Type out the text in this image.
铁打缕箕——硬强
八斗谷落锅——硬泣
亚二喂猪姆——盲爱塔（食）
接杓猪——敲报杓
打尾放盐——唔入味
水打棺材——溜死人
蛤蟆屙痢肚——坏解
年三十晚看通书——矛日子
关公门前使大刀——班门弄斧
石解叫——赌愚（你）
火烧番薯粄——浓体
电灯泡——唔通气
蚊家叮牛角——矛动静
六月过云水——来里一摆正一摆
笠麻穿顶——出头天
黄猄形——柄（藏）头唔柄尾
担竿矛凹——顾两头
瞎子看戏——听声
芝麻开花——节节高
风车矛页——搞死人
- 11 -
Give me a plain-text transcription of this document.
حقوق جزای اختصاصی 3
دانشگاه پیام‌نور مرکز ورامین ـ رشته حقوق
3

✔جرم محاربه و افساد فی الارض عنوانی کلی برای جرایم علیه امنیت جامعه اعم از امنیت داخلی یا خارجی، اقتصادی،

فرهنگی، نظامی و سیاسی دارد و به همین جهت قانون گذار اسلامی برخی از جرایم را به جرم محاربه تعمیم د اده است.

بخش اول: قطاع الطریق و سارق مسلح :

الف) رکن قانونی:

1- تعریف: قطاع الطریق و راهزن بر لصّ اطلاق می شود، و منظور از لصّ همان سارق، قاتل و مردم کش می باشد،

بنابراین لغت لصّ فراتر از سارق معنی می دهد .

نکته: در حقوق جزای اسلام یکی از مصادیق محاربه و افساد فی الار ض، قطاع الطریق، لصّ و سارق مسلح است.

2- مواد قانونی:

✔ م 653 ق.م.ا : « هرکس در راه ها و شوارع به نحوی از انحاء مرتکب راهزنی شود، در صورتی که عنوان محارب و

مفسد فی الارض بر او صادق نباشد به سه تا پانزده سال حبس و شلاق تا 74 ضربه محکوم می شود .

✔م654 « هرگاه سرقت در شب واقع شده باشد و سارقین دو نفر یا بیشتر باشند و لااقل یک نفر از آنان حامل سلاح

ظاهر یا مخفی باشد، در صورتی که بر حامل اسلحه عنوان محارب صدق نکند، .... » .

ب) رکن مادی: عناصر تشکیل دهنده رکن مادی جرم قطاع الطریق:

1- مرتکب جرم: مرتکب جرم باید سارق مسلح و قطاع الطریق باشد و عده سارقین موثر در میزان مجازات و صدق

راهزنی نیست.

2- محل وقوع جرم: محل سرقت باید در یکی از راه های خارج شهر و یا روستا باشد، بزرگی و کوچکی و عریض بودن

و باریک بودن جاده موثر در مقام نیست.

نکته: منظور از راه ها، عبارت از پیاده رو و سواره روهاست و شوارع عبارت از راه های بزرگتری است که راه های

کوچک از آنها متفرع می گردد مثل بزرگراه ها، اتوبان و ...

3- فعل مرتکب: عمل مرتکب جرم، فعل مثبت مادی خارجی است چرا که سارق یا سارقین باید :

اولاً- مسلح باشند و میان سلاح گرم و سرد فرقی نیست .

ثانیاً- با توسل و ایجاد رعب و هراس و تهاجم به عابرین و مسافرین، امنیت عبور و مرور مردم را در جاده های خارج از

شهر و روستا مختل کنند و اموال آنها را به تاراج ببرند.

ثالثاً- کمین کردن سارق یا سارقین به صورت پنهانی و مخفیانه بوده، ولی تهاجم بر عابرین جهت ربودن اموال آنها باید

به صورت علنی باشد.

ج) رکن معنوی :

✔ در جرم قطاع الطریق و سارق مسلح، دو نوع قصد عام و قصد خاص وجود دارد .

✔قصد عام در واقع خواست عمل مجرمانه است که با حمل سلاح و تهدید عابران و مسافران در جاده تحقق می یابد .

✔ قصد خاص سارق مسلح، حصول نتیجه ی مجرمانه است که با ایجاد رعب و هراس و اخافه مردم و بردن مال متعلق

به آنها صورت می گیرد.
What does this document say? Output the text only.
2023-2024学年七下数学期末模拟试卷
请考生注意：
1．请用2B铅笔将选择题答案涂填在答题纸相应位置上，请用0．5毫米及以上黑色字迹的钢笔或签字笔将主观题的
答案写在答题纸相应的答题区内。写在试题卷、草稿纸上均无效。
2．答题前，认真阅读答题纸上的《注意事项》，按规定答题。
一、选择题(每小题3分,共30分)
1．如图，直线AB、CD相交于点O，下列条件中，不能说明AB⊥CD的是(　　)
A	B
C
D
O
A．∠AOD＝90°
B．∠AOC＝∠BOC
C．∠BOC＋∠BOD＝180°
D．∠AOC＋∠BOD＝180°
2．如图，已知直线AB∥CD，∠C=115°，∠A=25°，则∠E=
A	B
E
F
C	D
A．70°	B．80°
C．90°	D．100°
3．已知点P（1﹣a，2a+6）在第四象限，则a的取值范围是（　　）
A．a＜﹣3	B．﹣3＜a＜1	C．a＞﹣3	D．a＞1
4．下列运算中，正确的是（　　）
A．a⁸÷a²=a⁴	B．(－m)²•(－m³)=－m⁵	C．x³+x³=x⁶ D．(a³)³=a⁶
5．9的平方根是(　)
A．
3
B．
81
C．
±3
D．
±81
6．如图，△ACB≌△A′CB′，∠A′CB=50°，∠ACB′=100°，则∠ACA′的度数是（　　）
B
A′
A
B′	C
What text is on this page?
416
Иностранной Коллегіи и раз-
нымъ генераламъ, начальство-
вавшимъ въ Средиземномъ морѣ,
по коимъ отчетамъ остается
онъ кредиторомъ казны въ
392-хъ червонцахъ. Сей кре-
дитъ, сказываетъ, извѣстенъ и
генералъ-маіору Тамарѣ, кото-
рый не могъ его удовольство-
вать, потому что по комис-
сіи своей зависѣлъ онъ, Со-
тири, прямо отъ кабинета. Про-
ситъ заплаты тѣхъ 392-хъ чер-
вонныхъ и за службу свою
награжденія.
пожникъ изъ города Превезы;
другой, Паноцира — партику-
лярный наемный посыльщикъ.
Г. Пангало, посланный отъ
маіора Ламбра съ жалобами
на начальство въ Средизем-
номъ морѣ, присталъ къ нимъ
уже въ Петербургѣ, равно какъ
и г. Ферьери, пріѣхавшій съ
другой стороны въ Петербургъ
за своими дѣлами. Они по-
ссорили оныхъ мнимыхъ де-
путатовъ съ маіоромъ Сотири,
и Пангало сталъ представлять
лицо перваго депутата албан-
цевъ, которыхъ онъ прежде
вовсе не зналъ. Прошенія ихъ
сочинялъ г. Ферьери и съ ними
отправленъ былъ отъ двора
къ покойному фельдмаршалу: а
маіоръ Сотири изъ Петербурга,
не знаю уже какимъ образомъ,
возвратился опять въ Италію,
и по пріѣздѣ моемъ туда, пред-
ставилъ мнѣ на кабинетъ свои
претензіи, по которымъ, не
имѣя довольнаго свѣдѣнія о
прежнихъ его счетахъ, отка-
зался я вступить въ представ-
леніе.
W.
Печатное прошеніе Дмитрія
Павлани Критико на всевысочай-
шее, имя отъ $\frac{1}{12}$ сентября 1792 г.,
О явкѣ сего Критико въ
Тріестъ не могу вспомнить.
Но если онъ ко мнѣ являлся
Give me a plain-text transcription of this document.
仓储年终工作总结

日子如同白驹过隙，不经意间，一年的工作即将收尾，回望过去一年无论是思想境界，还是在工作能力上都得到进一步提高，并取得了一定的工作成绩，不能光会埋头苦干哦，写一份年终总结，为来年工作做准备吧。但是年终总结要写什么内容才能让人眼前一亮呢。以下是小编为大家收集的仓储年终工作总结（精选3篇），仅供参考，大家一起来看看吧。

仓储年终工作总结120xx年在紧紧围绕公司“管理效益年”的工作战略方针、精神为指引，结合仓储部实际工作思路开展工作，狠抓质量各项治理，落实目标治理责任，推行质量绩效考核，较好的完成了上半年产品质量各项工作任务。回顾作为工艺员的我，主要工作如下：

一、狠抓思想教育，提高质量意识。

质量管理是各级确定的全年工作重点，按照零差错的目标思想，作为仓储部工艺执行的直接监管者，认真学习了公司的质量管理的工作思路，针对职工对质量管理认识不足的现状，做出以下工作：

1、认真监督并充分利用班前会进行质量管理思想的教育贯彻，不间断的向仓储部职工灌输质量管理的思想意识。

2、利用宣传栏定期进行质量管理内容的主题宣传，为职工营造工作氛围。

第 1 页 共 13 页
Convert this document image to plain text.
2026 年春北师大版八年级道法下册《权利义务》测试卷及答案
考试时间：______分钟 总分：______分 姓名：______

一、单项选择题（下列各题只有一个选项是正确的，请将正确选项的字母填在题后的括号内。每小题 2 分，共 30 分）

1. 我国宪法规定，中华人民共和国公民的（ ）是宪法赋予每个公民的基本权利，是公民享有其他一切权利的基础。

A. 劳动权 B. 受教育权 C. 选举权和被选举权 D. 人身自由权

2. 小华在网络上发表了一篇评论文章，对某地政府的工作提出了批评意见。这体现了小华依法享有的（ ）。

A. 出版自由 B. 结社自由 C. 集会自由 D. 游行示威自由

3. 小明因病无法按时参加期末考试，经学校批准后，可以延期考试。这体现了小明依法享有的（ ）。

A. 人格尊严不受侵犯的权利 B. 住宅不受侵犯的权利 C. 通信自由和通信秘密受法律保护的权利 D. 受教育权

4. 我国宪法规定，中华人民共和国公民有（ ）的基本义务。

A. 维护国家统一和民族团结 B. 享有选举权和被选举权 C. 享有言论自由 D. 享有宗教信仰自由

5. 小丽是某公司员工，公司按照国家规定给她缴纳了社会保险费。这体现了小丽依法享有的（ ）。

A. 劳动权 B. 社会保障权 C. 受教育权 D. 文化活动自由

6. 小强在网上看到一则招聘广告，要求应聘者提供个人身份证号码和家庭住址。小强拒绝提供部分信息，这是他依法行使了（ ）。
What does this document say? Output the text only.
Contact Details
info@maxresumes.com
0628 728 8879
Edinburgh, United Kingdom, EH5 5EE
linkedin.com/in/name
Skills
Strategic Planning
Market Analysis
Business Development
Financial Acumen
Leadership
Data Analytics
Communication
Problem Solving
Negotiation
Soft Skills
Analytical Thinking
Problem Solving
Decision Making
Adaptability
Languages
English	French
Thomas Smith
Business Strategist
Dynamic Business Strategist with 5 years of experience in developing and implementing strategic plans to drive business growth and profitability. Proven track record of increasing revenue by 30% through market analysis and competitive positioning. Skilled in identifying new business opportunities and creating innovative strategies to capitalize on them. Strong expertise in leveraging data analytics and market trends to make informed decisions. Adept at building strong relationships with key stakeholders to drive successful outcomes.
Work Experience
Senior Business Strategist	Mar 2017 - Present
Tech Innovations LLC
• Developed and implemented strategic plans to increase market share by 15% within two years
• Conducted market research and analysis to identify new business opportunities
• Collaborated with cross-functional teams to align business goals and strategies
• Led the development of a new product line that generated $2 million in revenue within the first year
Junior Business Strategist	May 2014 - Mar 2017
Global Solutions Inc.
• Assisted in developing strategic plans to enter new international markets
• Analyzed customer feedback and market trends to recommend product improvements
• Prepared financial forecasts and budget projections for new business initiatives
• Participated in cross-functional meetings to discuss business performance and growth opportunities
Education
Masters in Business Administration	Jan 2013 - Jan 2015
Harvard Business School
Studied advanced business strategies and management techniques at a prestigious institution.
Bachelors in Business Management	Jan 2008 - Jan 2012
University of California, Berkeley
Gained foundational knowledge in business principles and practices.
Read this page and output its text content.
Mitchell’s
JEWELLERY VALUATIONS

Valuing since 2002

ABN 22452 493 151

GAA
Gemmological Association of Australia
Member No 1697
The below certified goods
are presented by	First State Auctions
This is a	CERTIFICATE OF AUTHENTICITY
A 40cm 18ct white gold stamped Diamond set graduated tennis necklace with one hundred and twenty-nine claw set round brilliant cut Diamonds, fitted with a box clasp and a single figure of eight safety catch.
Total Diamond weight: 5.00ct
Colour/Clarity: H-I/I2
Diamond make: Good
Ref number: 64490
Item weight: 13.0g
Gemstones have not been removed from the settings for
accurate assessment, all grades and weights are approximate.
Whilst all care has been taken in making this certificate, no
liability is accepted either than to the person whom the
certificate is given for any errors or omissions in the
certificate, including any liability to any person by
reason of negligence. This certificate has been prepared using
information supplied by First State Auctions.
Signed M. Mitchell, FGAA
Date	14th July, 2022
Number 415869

-=-=-

■ **EXERCISE INSTRUCTIONS**: Starting with the line that contains "Read this page and output its text content.", print each line through the last one in the listing. Include both end lines and add nothing.

■ **OUTPUT FOR THIS EXERCISE**:
Read this page and output its text content.
Mitchell’s
JEWELLERY VALUATIONS

Valuing since 2002

ABN 22452 493 151

GAA
Gemmological Association of Australia
Member No 1697
The below certified goods
are presented by	First State Auctions
This is a	CERTIFICATE OF AUTHENTICITY
A 40cm 18ct white gold stamped Diamond set graduated tennis necklace with one hundred and twenty-nine claw set round brilliant cut Diamonds, fitted with a box clasp and a single figure of eight safety catch.
Total Diamond weight: 5.00ct
Colour/Clarity: H-I/I2
Diamond make: Good
Ref number: 64490
Item weight: 13.0g
Gemstones have not been removed from the settings for
accurate assessment, all grades and weights are approximate.
Whilst all care has been taken in making this certificate, no
liability is accepted either than to the person whom the
certificate is given for any errors or omissions in the
certificate, including any liability to any person by
reason of negligence. This certificate has been prepared using
information supplied by First State Auctions.
Signed M. Mitchell, FGAA
Date	14th July, 2022
Number 415869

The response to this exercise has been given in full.